# Start of Exercise data
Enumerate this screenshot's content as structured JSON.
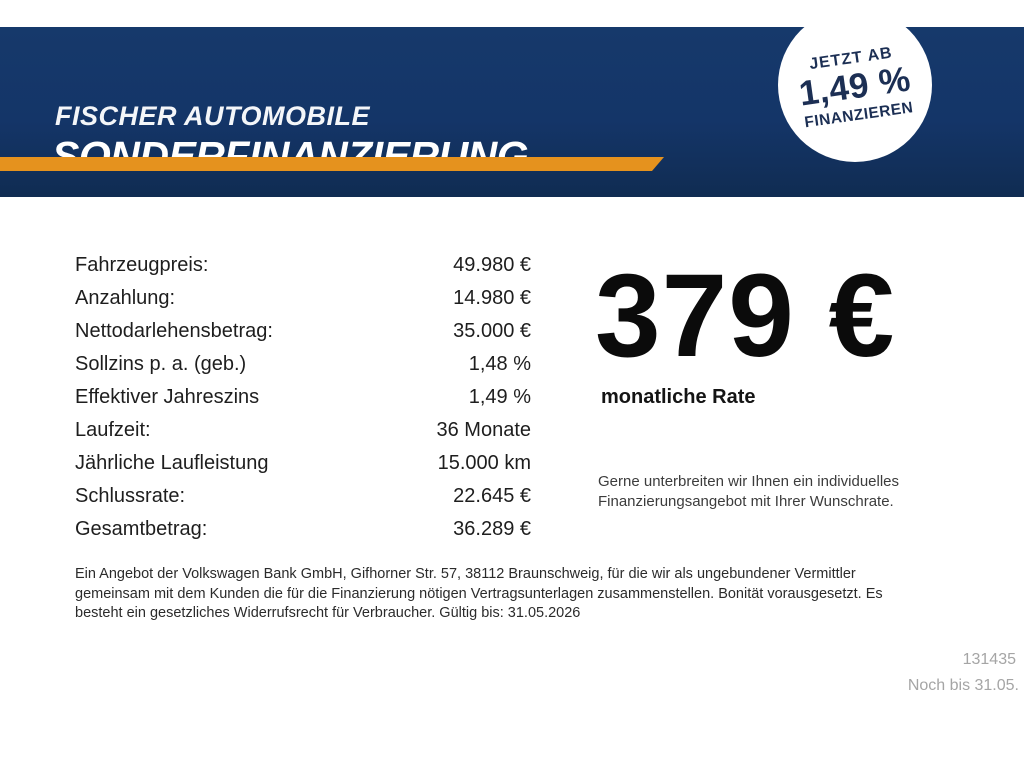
{
  "header": {
    "brand_line1": "FISCHER AUTOMOBILE",
    "brand_line2": "SONDERFINANZIERUNG",
    "colors": {
      "band_navy": "#143568",
      "stripe_orange": "#e5921e",
      "text_white": "#ffffff"
    }
  },
  "badge": {
    "line1": "JETZT AB",
    "rate": "1,49 %",
    "line2": "FINANZIEREN",
    "text_color": "#1c2f54",
    "background": "#ffffff"
  },
  "finance_table": {
    "rows": [
      {
        "label": "Fahrzeugpreis:",
        "value": "49.980 €"
      },
      {
        "label": "Anzahlung:",
        "value": "14.980 €"
      },
      {
        "label": "Nettodarlehensbetrag:",
        "value": "35.000 €"
      },
      {
        "label": "Sollzins p. a. (geb.)",
        "value": "1,48 %"
      },
      {
        "label": "Effektiver Jahreszins",
        "value": "1,49 %"
      },
      {
        "label": "Laufzeit:",
        "value": "36 Monate"
      },
      {
        "label": "Jährliche Laufleistung",
        "value": "15.000 km"
      },
      {
        "label": "Schlussrate:",
        "value": "22.645 €"
      },
      {
        "label": "Gesamtbetrag:",
        "value": "36.289 €"
      }
    ]
  },
  "rate": {
    "amount": "379 €",
    "caption": "monatliche Rate"
  },
  "offer_text": {
    "lines": [
      "Gerne unterbreiten wir Ihnen ein individuelles",
      "Finanzierungsangebot mit Ihrer Wunschrate."
    ]
  },
  "disclaimer": {
    "lines": [
      "Ein Angebot der Volkswagen Bank GmbH, Gifhorner Str. 57, 38112 Braunschweig, für die wir als ungebundener Vermittler",
      "gemeinsam mit dem Kunden die für die Finanzierung nötigen Vertragsunterlagen zusammenstellen. Bonität vorausgesetzt. Es",
      "besteht ein gesetzliches Widerrufsrecht für Verbraucher. Gültig bis: 31.05.2026"
    ]
  },
  "footer": {
    "code": "131435",
    "note": "Noch bis 31.05.",
    "text_color": "#a5a5a5"
  }
}
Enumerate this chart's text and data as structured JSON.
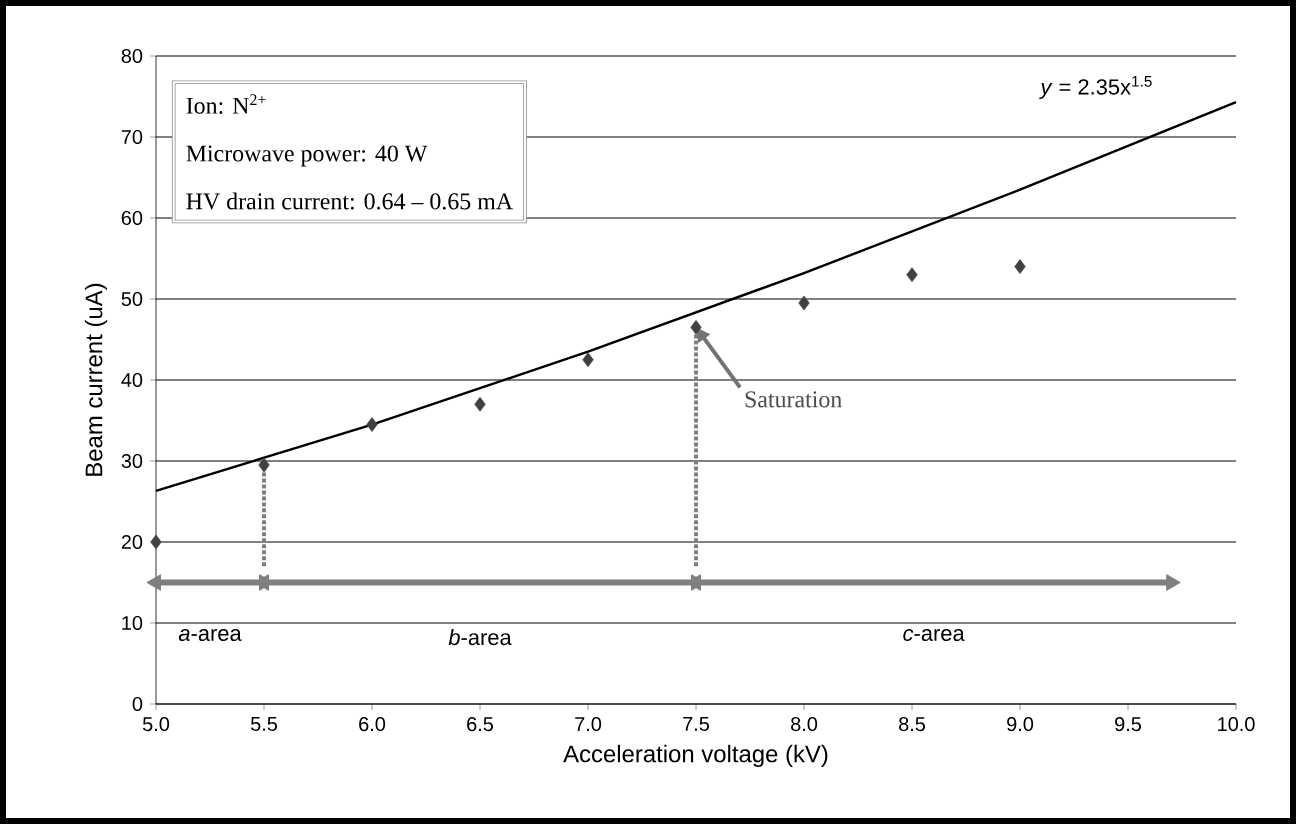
{
  "chart_data": {
    "type": "scatter",
    "xlabel": "Acceleration voltage  (kV)",
    "ylabel": "Beam current  (uA)",
    "xlim": [
      5,
      10
    ],
    "xticks": [
      {
        "value": 5,
        "label": "5.0"
      },
      {
        "value": 5.5,
        "label": "5.5"
      },
      {
        "value": 6,
        "label": "6.0"
      },
      {
        "value": 6.5,
        "label": "6.5"
      },
      {
        "value": 7,
        "label": "7.0"
      },
      {
        "value": 7.5,
        "label": "7.5"
      },
      {
        "value": 8,
        "label": "8.0"
      },
      {
        "value": 8.5,
        "label": "8.5"
      },
      {
        "value": 9,
        "label": "9.0"
      },
      {
        "value": 9.5,
        "label": "9.5"
      },
      {
        "value": 10,
        "label": "10.0"
      }
    ],
    "ylim": [
      0,
      80
    ],
    "yticks": [
      0,
      10,
      20,
      30,
      40,
      50,
      60,
      70,
      80
    ],
    "grid": "y",
    "marker": "diamond",
    "series": [
      {
        "color": "#404040",
        "x": [
          5,
          5.5,
          6,
          6.5,
          7,
          7.5,
          8,
          8.5,
          9
        ],
        "values": [
          20,
          29.5,
          34.5,
          37,
          42.5,
          46.5,
          49.5,
          53,
          54
        ]
      },
      {
        "type": "line",
        "marker": "none",
        "color": "#000000",
        "line_style": "solid",
        "x": [
          5,
          6,
          7,
          8,
          9,
          10
        ],
        "values": [
          26.3,
          34.5,
          43.5,
          53.2,
          63.5,
          74.3
        ]
      },
      {
        "type": "line",
        "marker": "none",
        "color": "#7f7f7f",
        "line_style": "dotted",
        "x": [
          5.5,
          5.5
        ],
        "values": [
          17,
          29.5
        ]
      },
      {
        "type": "line",
        "marker": "none",
        "color": "#7f7f7f",
        "line_style": "dotted",
        "x": [
          7.5,
          7.5
        ],
        "values": [
          17,
          46.5
        ]
      },
      {
        "type": "line",
        "marker": "triangle",
        "color": "#7f7f7f",
        "line_style": "solid",
        "x": [
          5,
          5.5
        ],
        "values": [
          15,
          15
        ]
      },
      {
        "type": "line",
        "marker": "triangle",
        "color": "#7f7f7f",
        "line_style": "solid",
        "x": [
          5.5,
          7.5
        ],
        "values": [
          15,
          15
        ]
      },
      {
        "type": "line",
        "marker": "triangle",
        "color": "#7f7f7f",
        "line_style": "solid",
        "x": [
          7.5,
          9.7
        ],
        "values": [
          15,
          15
        ]
      }
    ],
    "annotations": [
      "Ion: N$^{2+}$",
      "Microwave power: 40 W",
      "HV drain current: 0.64 – 0.65 mA",
      "*y* = 2.35x$^{1.5}$",
      {
        "text": "Saturation",
        "x": 7.5,
        "y": 46.5
      },
      "*a*-area",
      "*b*-area",
      "*c*-area"
    ]
  }
}
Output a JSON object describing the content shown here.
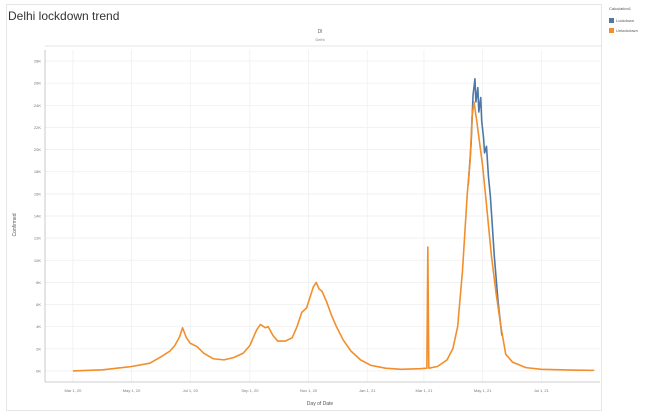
{
  "chart_data": {
    "type": "line",
    "title": "Delhi lockdown trend",
    "header": "Dl",
    "subheader": "Delhi",
    "xlabel": "Day of Date",
    "ylabel": "Confirmed",
    "legend_title": "Calculation1",
    "legend_position": "right",
    "grid": true,
    "x_ticks": [
      "Mar 1, 20",
      "May 1, 20",
      "Jul 1, 20",
      "Sep 1, 20",
      "Nov 1, 20",
      "Jan 1, 21",
      "Mar 1, 21",
      "May 1, 21",
      "Jul 1, 21"
    ],
    "y_ticks": [
      "0K",
      "2K",
      "4K",
      "6K",
      "8K",
      "10K",
      "12K",
      "14K",
      "16K",
      "18K",
      "20K",
      "22K",
      "24K",
      "26K",
      "28K"
    ],
    "xlim": [
      "2020-02-01",
      "2021-08-31"
    ],
    "ylim": [
      -1000,
      29000
    ],
    "series": [
      {
        "name": "Lockdown",
        "color": "#4e79a7",
        "points": [
          [
            "2021-04-16",
            16800
          ],
          [
            "2021-04-19",
            20500
          ],
          [
            "2021-04-21",
            24900
          ],
          [
            "2021-04-23",
            26400
          ],
          [
            "2021-04-24",
            24300
          ],
          [
            "2021-04-26",
            25600
          ],
          [
            "2021-04-27",
            23400
          ],
          [
            "2021-04-29",
            24700
          ],
          [
            "2021-04-30",
            22600
          ],
          [
            "2021-05-02",
            21000
          ],
          [
            "2021-05-03",
            19700
          ],
          [
            "2021-05-05",
            20300
          ],
          [
            "2021-05-07",
            17600
          ],
          [
            "2021-05-09",
            15800
          ],
          [
            "2021-05-11",
            13200
          ],
          [
            "2021-05-13",
            10500
          ],
          [
            "2021-05-15",
            8400
          ],
          [
            "2021-05-17",
            6300
          ],
          [
            "2021-05-19",
            4700
          ],
          [
            "2021-05-21",
            3200
          ]
        ]
      },
      {
        "name": "Unlockdown",
        "color": "#f28e2b",
        "points": [
          [
            "2020-03-01",
            0
          ],
          [
            "2020-04-01",
            100
          ],
          [
            "2020-05-01",
            400
          ],
          [
            "2020-05-20",
            700
          ],
          [
            "2020-06-01",
            1300
          ],
          [
            "2020-06-10",
            1800
          ],
          [
            "2020-06-15",
            2300
          ],
          [
            "2020-06-20",
            3100
          ],
          [
            "2020-06-23",
            3900
          ],
          [
            "2020-06-27",
            3000
          ],
          [
            "2020-07-01",
            2500
          ],
          [
            "2020-07-08",
            2200
          ],
          [
            "2020-07-15",
            1600
          ],
          [
            "2020-07-25",
            1100
          ],
          [
            "2020-08-05",
            1000
          ],
          [
            "2020-08-15",
            1200
          ],
          [
            "2020-08-25",
            1600
          ],
          [
            "2020-09-01",
            2300
          ],
          [
            "2020-09-08",
            3700
          ],
          [
            "2020-09-12",
            4200
          ],
          [
            "2020-09-17",
            3900
          ],
          [
            "2020-09-20",
            4000
          ],
          [
            "2020-09-25",
            3200
          ],
          [
            "2020-09-30",
            2700
          ],
          [
            "2020-10-08",
            2700
          ],
          [
            "2020-10-15",
            3000
          ],
          [
            "2020-10-20",
            4000
          ],
          [
            "2020-10-25",
            5300
          ],
          [
            "2020-10-30",
            5700
          ],
          [
            "2020-11-03",
            6800
          ],
          [
            "2020-11-06",
            7600
          ],
          [
            "2020-11-09",
            8000
          ],
          [
            "2020-11-12",
            7400
          ],
          [
            "2020-11-15",
            7200
          ],
          [
            "2020-11-20",
            6200
          ],
          [
            "2020-11-25",
            5000
          ],
          [
            "2020-11-30",
            4000
          ],
          [
            "2020-12-07",
            2800
          ],
          [
            "2020-12-15",
            1800
          ],
          [
            "2020-12-25",
            1000
          ],
          [
            "2021-01-05",
            500
          ],
          [
            "2021-01-20",
            250
          ],
          [
            "2021-02-05",
            150
          ],
          [
            "2021-02-25",
            200
          ],
          [
            "2021-03-04",
            250
          ],
          [
            "2021-03-05",
            11200
          ],
          [
            "2021-03-06",
            250
          ],
          [
            "2021-03-15",
            400
          ],
          [
            "2021-03-25",
            1000
          ],
          [
            "2021-03-31",
            2000
          ],
          [
            "2021-04-05",
            4000
          ],
          [
            "2021-04-10",
            9000
          ],
          [
            "2021-04-15",
            16000
          ],
          [
            "2021-04-18",
            19000
          ],
          [
            "2021-04-20",
            23000
          ],
          [
            "2021-04-22",
            24300
          ],
          [
            "2021-04-25",
            22500
          ],
          [
            "2021-04-28",
            20500
          ],
          [
            "2021-05-01",
            18500
          ],
          [
            "2021-05-05",
            15000
          ],
          [
            "2021-05-10",
            10500
          ],
          [
            "2021-05-15",
            7000
          ],
          [
            "2021-05-20",
            4000
          ],
          [
            "2021-05-25",
            1500
          ],
          [
            "2021-06-01",
            800
          ],
          [
            "2021-06-15",
            300
          ],
          [
            "2021-07-01",
            150
          ],
          [
            "2021-08-01",
            80
          ],
          [
            "2021-08-25",
            50
          ]
        ]
      }
    ]
  }
}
# End of Exercise data
* [Given request]:
Count the lines in the records above that hold the word "Enumerate", and give only that number.

* [Solved exercise]:
2